### Problem
Under this task are some entries; return every one of them exactly.

>> BEGIN Material provided

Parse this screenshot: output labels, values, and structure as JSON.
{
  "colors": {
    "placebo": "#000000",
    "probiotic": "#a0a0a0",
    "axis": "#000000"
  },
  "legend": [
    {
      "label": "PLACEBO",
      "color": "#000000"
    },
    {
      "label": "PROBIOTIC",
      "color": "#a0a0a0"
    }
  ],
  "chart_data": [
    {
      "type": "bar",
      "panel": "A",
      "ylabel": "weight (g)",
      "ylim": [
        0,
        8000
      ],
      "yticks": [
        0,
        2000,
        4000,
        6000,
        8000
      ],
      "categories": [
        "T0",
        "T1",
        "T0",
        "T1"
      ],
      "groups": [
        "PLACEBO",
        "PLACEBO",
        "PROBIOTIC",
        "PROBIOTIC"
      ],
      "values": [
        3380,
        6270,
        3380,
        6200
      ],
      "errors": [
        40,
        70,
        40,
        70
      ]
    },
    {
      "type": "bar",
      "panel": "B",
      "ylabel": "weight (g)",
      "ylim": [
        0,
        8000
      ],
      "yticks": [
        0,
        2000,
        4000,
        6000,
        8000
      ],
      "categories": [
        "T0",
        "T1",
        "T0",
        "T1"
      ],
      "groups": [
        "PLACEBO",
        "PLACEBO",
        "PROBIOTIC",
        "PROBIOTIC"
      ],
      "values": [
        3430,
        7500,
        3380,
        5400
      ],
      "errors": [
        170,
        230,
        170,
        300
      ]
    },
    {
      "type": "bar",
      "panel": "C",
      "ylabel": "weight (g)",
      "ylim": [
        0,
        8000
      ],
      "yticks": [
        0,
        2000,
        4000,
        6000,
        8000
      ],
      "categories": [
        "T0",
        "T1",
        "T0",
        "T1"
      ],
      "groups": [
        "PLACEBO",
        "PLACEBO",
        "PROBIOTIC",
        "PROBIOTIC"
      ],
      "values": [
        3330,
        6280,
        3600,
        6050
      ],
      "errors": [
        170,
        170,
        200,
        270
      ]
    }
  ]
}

>> END Material provided

### Reply
Parse this screenshot: output labels, values, and structure as JSON.
{
  "colors": {
    "placebo": "#000000",
    "probiotic": "#a0a0a0",
    "axis": "#000000"
  },
  "legend": [
    {
      "label": "PLACEBO",
      "color": "#000000"
    },
    {
      "label": "PROBIOTIC",
      "color": "#a0a0a0"
    }
  ],
  "chart_data": [
    {
      "type": "bar",
      "panel": "A",
      "ylabel": "weight (g)",
      "ylim": [
        0,
        8000
      ],
      "yticks": [
        0,
        2000,
        4000,
        6000,
        8000
      ],
      "categories": [
        "T0",
        "T1",
        "T0",
        "T1"
      ],
      "groups": [
        "PLACEBO",
        "PLACEBO",
        "PROBIOTIC",
        "PROBIOTIC"
      ],
      "values": [
        3380,
        6270,
        3380,
        6200
      ],
      "errors": [
        40,
        70,
        40,
        70
      ]
    },
    {
      "type": "bar",
      "panel": "B",
      "ylabel": "weight (g)",
      "ylim": [
        0,
        8000
      ],
      "yticks": [
        0,
        2000,
        4000,
        6000,
        8000
      ],
      "categories": [
        "T0",
        "T1",
        "T0",
        "T1"
      ],
      "groups": [
        "PLACEBO",
        "PLACEBO",
        "PROBIOTIC",
        "PROBIOTIC"
      ],
      "values": [
        3430,
        7500,
        3380,
        5400
      ],
      "errors": [
        170,
        230,
        170,
        300
      ]
    },
    {
      "type": "bar",
      "panel": "C",
      "ylabel": "weight (g)",
      "ylim": [
        0,
        8000
      ],
      "yticks": [
        0,
        2000,
        4000,
        6000,
        8000
      ],
      "categories": [
        "T0",
        "T1",
        "T0",
        "T1"
      ],
      "groups": [
        "PLACEBO",
        "PLACEBO",
        "PROBIOTIC",
        "PROBIOTIC"
      ],
      "values": [
        3330,
        6280,
        3600,
        6050
      ],
      "errors": [
        170,
        170,
        200,
        270
      ]
    }
  ]
}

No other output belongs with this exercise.